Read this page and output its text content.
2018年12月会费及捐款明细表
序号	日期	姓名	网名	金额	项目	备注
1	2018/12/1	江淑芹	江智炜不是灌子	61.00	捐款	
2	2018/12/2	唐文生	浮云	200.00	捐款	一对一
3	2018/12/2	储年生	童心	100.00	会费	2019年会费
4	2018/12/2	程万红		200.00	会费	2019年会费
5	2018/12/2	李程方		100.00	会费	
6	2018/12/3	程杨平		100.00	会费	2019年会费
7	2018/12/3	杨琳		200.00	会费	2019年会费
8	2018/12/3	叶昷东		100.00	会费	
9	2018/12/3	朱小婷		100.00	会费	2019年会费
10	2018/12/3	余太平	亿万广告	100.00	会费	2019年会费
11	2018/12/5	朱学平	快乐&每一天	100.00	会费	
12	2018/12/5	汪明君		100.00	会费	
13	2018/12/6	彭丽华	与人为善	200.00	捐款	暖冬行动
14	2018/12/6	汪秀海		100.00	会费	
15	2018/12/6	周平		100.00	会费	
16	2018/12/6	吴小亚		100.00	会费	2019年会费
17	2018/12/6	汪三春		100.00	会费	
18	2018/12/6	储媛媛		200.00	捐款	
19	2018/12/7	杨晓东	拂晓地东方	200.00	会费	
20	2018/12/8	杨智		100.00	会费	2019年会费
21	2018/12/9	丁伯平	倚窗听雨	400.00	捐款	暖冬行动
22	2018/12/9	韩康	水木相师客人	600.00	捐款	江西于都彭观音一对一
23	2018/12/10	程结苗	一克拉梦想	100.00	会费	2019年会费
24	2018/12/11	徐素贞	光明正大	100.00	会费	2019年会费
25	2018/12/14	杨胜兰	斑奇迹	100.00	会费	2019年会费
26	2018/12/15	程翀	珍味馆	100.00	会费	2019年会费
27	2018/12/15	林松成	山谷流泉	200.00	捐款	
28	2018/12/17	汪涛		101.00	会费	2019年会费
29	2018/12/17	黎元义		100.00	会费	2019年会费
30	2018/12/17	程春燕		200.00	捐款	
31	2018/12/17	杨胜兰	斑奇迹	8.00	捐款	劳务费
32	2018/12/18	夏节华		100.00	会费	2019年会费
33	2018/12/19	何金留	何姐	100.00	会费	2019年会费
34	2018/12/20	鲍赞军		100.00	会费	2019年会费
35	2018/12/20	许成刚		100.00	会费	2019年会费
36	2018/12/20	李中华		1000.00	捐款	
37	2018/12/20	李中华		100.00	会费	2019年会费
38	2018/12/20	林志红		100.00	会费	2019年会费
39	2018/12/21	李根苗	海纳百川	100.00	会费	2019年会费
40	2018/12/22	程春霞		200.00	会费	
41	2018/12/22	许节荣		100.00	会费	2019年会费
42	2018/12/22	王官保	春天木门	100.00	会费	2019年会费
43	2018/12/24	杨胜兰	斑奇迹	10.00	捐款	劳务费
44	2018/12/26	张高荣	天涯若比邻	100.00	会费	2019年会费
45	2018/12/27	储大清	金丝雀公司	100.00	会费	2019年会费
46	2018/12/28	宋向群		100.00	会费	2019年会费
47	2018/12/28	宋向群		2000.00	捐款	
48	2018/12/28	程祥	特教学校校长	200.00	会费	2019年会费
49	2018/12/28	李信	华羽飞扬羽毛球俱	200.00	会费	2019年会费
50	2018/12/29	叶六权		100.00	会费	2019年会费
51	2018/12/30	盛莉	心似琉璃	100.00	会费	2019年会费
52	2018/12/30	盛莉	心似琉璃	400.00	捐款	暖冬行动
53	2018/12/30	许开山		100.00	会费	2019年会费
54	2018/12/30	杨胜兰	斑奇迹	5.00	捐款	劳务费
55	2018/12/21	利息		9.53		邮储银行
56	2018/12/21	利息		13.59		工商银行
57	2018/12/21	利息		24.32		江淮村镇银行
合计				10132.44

▶ Exercise objective
Go through the records above and copy every line with the word "暖冬行动".

▶ Solution
13	2018/12/6	彭丽华	与人为善	200.00	捐款	暖冬行动
21	2018/12/9	丁伯平	倚窗听雨	400.00	捐款	暖冬行动
52	2018/12/30	盛莉	心似琉璃	400.00	捐款	暖冬行动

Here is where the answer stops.